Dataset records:
========================================================================

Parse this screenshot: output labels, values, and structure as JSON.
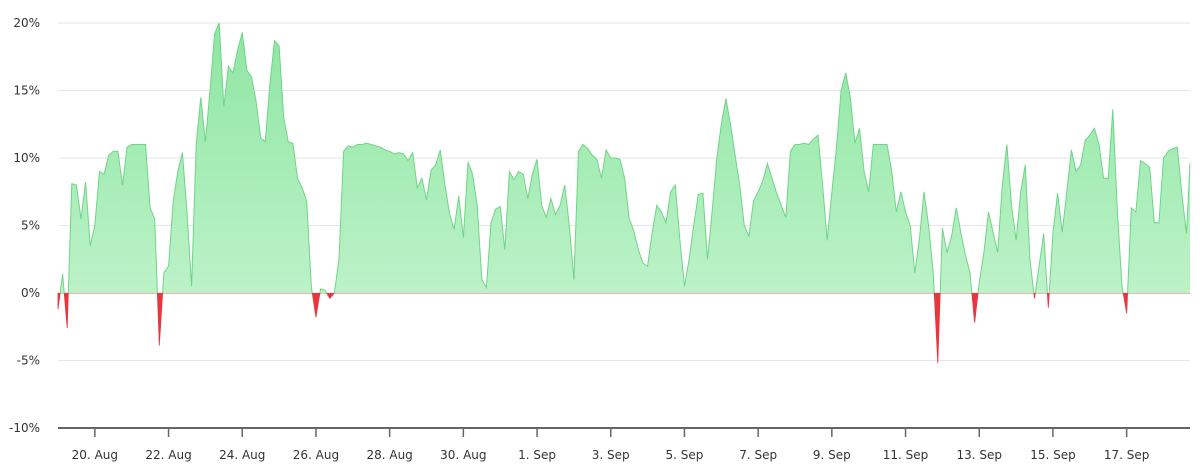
{
  "chart_data": {
    "type": "area",
    "title": "",
    "xlabel": "",
    "ylabel": "",
    "ylim": [
      -10,
      20
    ],
    "grid": true,
    "legend": "none",
    "y_ticks": [
      {
        "value": 20,
        "label": "20%"
      },
      {
        "value": 15,
        "label": "15%"
      },
      {
        "value": 10,
        "label": "10%"
      },
      {
        "value": 5,
        "label": "5%"
      },
      {
        "value": 0,
        "label": "0%"
      },
      {
        "value": -5,
        "label": "-5%"
      },
      {
        "value": -10,
        "label": "-10%"
      }
    ],
    "x_ticks": [
      "20. Aug",
      "22. Aug",
      "24. Aug",
      "26. Aug",
      "28. Aug",
      "30. Aug",
      "1. Sep",
      "3. Sep",
      "5. Sep",
      "7. Sep",
      "9. Sep",
      "11. Sep",
      "13. Sep",
      "15. Sep",
      "17. Sep"
    ],
    "colors": {
      "positive_top": "#8ee6a2",
      "positive_bottom": "#c8f5d2",
      "positive_line": "#6fd488",
      "negative": "#e8363f",
      "grid": "#e6e6e6",
      "axis": "#666666"
    },
    "interval_hours": 3,
    "series": {
      "19 Aug": [
        -1.2,
        1.4,
        -2.6,
        8.1,
        8.0,
        5.5,
        8.2,
        3.5
      ],
      "20 Aug": [
        5.0,
        9.0,
        8.8,
        10.2,
        10.5,
        10.5,
        8.0,
        10.8
      ],
      "21 Aug": [
        11.0,
        11.0,
        11.0,
        11.0,
        6.3,
        5.5,
        -3.9,
        1.5
      ],
      "22 Aug": [
        2.0,
        6.8,
        9.0,
        10.4,
        6.0,
        0.5,
        11.0,
        14.5
      ],
      "23 Aug": [
        11.2,
        15.0,
        19.2,
        20.0,
        13.8,
        16.8,
        16.3,
        18.0
      ],
      "24 Aug": [
        19.3,
        16.5,
        16.0,
        14.2,
        11.5,
        11.2,
        15.5,
        18.7
      ],
      "25 Aug": [
        18.3,
        13.0,
        11.2,
        11.1,
        8.5,
        7.8,
        6.8,
        0.5
      ],
      "26 Aug": [
        -1.8,
        0.3,
        0.2,
        -0.4,
        0.0,
        2.5,
        10.5,
        10.9
      ],
      "27 Aug": [
        10.8,
        11.0,
        11.0,
        11.1,
        11.0,
        10.9,
        10.8,
        10.6
      ],
      "28 Aug": [
        10.5,
        10.3,
        10.4,
        10.3,
        9.8,
        10.4,
        7.8,
        8.5
      ],
      "29 Aug": [
        6.9,
        9.1,
        9.5,
        10.6,
        8.0,
        5.9,
        4.7,
        7.2
      ],
      "30 Aug": [
        4.1,
        9.7,
        8.8,
        6.5,
        1.0,
        0.4,
        5.2,
        6.2
      ],
      "31 Aug": [
        6.4,
        3.2,
        9.0,
        8.4,
        9.0,
        8.8,
        7.0,
        8.8
      ],
      "1 Sep": [
        9.9,
        6.5,
        5.6,
        7.0,
        5.8,
        6.5,
        8.0,
        5.0
      ],
      "2 Sep": [
        1.0,
        10.5,
        11.0,
        10.7,
        10.2,
        9.9,
        8.5,
        10.6
      ],
      "3 Sep": [
        10.0,
        10.0,
        9.9,
        8.5,
        5.5,
        4.6,
        3.2,
        2.2
      ],
      "4 Sep": [
        2.0,
        4.5,
        6.5,
        6.0,
        5.2,
        7.5,
        8.0,
        4.0
      ],
      "5 Sep": [
        0.5,
        2.5,
        5.0,
        7.3,
        7.4,
        2.5,
        6.0,
        9.9
      ],
      "6 Sep": [
        12.5,
        14.4,
        12.5,
        10.2,
        8.0,
        5.0,
        4.2,
        6.8
      ],
      "7 Sep": [
        7.5,
        8.3,
        9.6,
        8.5,
        7.4,
        6.5,
        5.6,
        10.5
      ],
      "8 Sep": [
        11.0,
        11.0,
        11.1,
        11.0,
        11.4,
        11.7,
        8.0,
        3.9
      ],
      "9 Sep": [
        7.5,
        10.8,
        15.0,
        16.3,
        14.5,
        11.1,
        12.2,
        9.0
      ],
      "10 Sep": [
        7.5,
        11.0,
        11.0,
        11.0,
        11.0,
        9.0,
        6.0,
        7.5
      ],
      "11 Sep": [
        6.0,
        5.0,
        1.5,
        4.0,
        7.5,
        5.0,
        1.5,
        -5.2
      ],
      "12 Sep": [
        4.8,
        3.0,
        4.2,
        6.3,
        4.5,
        2.8,
        1.5,
        -2.2
      ],
      "13 Sep": [
        0.8,
        3.0,
        6.0,
        4.5,
        3.0,
        8.0,
        11.0,
        6.5
      ],
      "14 Sep": [
        3.9,
        7.5,
        9.5,
        2.5,
        -0.4,
        2.0,
        4.4,
        -1.1
      ],
      "15 Sep": [
        4.5,
        7.4,
        4.5,
        7.5,
        10.6,
        9.0,
        9.5,
        11.3
      ],
      "16 Sep": [
        11.7,
        12.2,
        11.0,
        8.5,
        8.5,
        13.6,
        6.0,
        0.5
      ],
      "17 Sep": [
        -1.5,
        6.3,
        6.0,
        9.8,
        9.6,
        9.3,
        5.2,
        5.2
      ],
      "18 Sep": [
        10.0,
        10.5,
        10.7,
        10.8,
        7.3,
        4.4,
        9.6
      ]
    }
  }
}
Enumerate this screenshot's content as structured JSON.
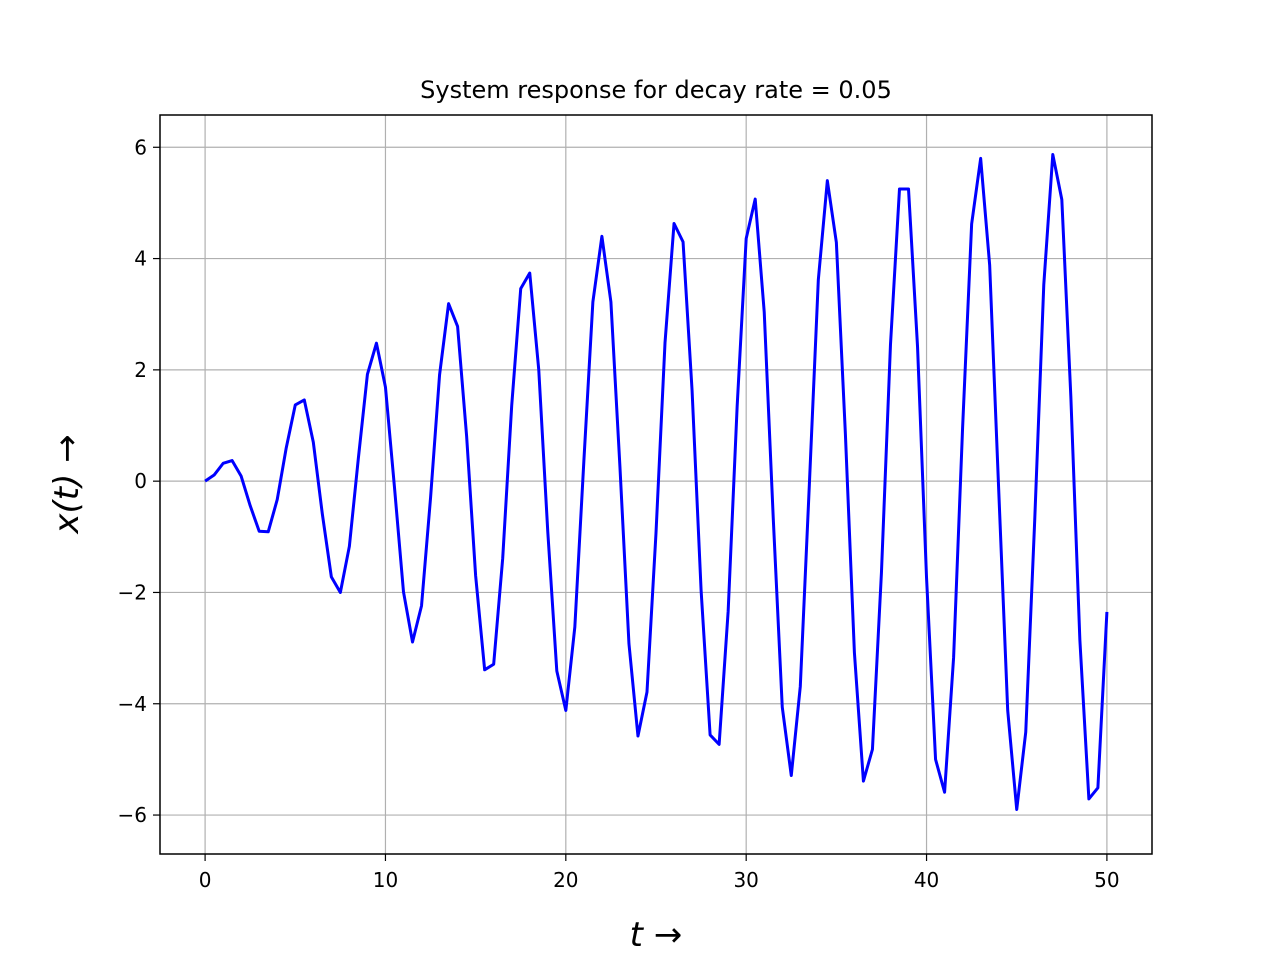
{
  "chart_data": {
    "type": "line",
    "title": "System response for decay rate = 0.05",
    "xlabel": "t →",
    "ylabel": "x(t) →",
    "x": [
      0,
      0.5,
      1,
      1.5,
      2,
      2.5,
      3,
      3.5,
      4,
      4.5,
      5,
      5.5,
      6,
      6.5,
      7,
      7.5,
      8,
      8.5,
      9,
      9.5,
      10,
      10.5,
      11,
      11.5,
      12,
      12.5,
      13,
      13.5,
      14,
      14.5,
      15,
      15.5,
      16,
      16.5,
      17,
      17.5,
      18,
      18.5,
      19,
      19.5,
      20,
      20.5,
      21,
      21.5,
      22,
      22.5,
      23,
      23.5,
      24,
      24.5,
      25,
      25.5,
      26,
      26.5,
      27,
      27.5,
      28,
      28.5,
      29,
      29.5,
      30,
      30.5,
      31,
      31.5,
      32,
      32.5,
      33,
      33.5,
      34,
      34.5,
      35,
      35.5,
      36,
      36.5,
      37,
      37.5,
      38,
      38.5,
      39,
      39.5,
      40,
      40.5,
      41,
      41.5,
      42,
      42.5,
      43,
      43.5,
      44,
      44.5,
      45,
      45.5,
      46,
      46.5,
      47,
      47.5,
      48,
      48.5,
      49,
      49.5,
      50
    ],
    "series": [
      {
        "color": "#0000ff",
        "values": [
          0,
          0.11,
          0.32,
          0.37,
          0.09,
          -0.44,
          -0.9,
          -0.91,
          -0.33,
          0.6,
          1.37,
          1.46,
          0.7,
          -0.59,
          -1.72,
          -2.0,
          -1.17,
          0.42,
          1.92,
          2.48,
          1.69,
          -0.11,
          -1.99,
          -2.89,
          -2.24,
          -0.3,
          1.91,
          3.19,
          2.78,
          0.81,
          -1.7,
          -3.39,
          -3.29,
          -1.39,
          1.36,
          3.46,
          3.74,
          2.0,
          -0.91,
          -3.41,
          -4.12,
          -2.62,
          0.36,
          3.22,
          4.4,
          3.22,
          0.26,
          -2.92,
          -4.58,
          -3.79,
          -0.93,
          2.49,
          4.63,
          4.3,
          1.63,
          -1.96,
          -4.56,
          -4.73,
          -2.34,
          1.35,
          4.36,
          5.07,
          3.04,
          -0.66,
          -4.06,
          -5.29,
          -3.69,
          -0.08,
          3.62,
          5.4,
          4.29,
          0.85,
          -3.08,
          -5.39,
          -4.82,
          -1.64,
          2.45,
          5.25,
          5.25,
          2.42,
          -1.74,
          -5.0,
          -5.59,
          -3.17,
          0.97,
          4.62,
          5.8,
          3.88,
          -0.15,
          -4.12,
          -5.9,
          -4.51,
          -0.68,
          3.53,
          5.87,
          5.06,
          1.52,
          -2.85,
          -5.71,
          -5.51,
          -2.35
        ]
      }
    ],
    "xlim": [
      -2.5,
      52.5
    ],
    "xticks": [
      0,
      10,
      20,
      30,
      40,
      50
    ],
    "ylim": [
      -6.7,
      6.58
    ],
    "yticks": [
      {
        "value": -6,
        "label": "−6"
      },
      {
        "value": -4,
        "label": "−4"
      },
      {
        "value": -2,
        "label": "−2"
      },
      0,
      2,
      4,
      6
    ],
    "grid": true
  }
}
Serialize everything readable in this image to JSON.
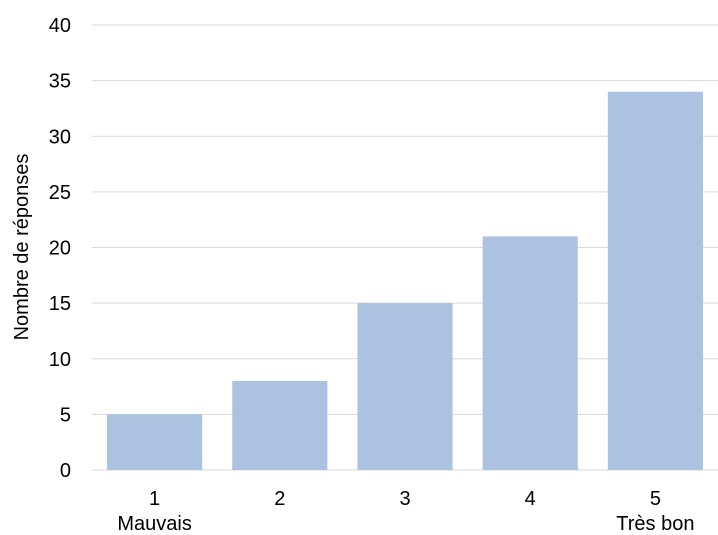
{
  "chart_data": {
    "type": "bar",
    "categories": [
      "1",
      "2",
      "3",
      "4",
      "5"
    ],
    "category_sublabels": [
      "Mauvais",
      "",
      "",
      "",
      "Très bon"
    ],
    "values": [
      5,
      8,
      15,
      21,
      34
    ],
    "title": "",
    "xlabel": "",
    "ylabel": "Nombre de réponses",
    "ylim": [
      0,
      40
    ],
    "yticks": [
      "0",
      "5",
      "10",
      "15",
      "20",
      "25",
      "30",
      "35",
      "40"
    ],
    "grid": true,
    "legend": "none",
    "bar_color": "#abc3e1",
    "grid_color": "#d9d9d9"
  }
}
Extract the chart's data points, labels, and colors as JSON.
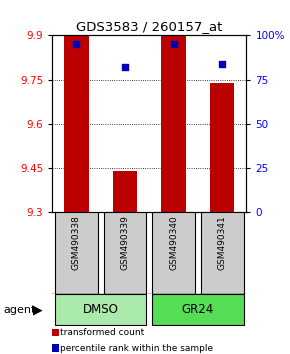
{
  "title": "GDS3583 / 260157_at",
  "samples": [
    "GSM490338",
    "GSM490339",
    "GSM490340",
    "GSM490341"
  ],
  "group_spans": [
    [
      0,
      1,
      "DMSO",
      "#aaeaaa"
    ],
    [
      2,
      3,
      "GR24",
      "#55dd55"
    ]
  ],
  "bar_values": [
    9.9,
    9.44,
    9.9,
    9.74
  ],
  "percentile_values": [
    95,
    82,
    95,
    84
  ],
  "ylim_left": [
    9.3,
    9.9
  ],
  "ylim_right": [
    0,
    100
  ],
  "yticks_left": [
    9.3,
    9.45,
    9.6,
    9.75,
    9.9
  ],
  "yticks_right": [
    0,
    25,
    50,
    75,
    100
  ],
  "ytick_labels_right": [
    "0",
    "25",
    "50",
    "75",
    "100%"
  ],
  "bar_color": "#BB0000",
  "percentile_color": "#0000BB",
  "bar_width": 0.5,
  "legend_items": [
    "transformed count",
    "percentile rank within the sample"
  ],
  "legend_colors": [
    "#BB0000",
    "#0000BB"
  ],
  "sample_box_color": "#cccccc",
  "figsize": [
    2.9,
    3.54
  ],
  "dpi": 100
}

========================================================================

Omit the pictures and retype exactly the lines from the one with "Extract the chart's" through the final line, both ends included.

▸ Exercise answer:
Extract the chart's data points, labels, and colors as JSON.
{
  "title": "GDS3583 / 260157_at",
  "samples": [
    "GSM490338",
    "GSM490339",
    "GSM490340",
    "GSM490341"
  ],
  "group_spans": [
    [
      0,
      1,
      "DMSO",
      "#aaeaaa"
    ],
    [
      2,
      3,
      "GR24",
      "#55dd55"
    ]
  ],
  "bar_values": [
    9.9,
    9.44,
    9.9,
    9.74
  ],
  "percentile_values": [
    95,
    82,
    95,
    84
  ],
  "ylim_left": [
    9.3,
    9.9
  ],
  "ylim_right": [
    0,
    100
  ],
  "yticks_left": [
    9.3,
    9.45,
    9.6,
    9.75,
    9.9
  ],
  "yticks_right": [
    0,
    25,
    50,
    75,
    100
  ],
  "ytick_labels_right": [
    "0",
    "25",
    "50",
    "75",
    "100%"
  ],
  "bar_color": "#BB0000",
  "percentile_color": "#0000BB",
  "bar_width": 0.5,
  "legend_items": [
    "transformed count",
    "percentile rank within the sample"
  ],
  "legend_colors": [
    "#BB0000",
    "#0000BB"
  ],
  "sample_box_color": "#cccccc",
  "figsize": [
    2.9,
    3.54
  ],
  "dpi": 100
}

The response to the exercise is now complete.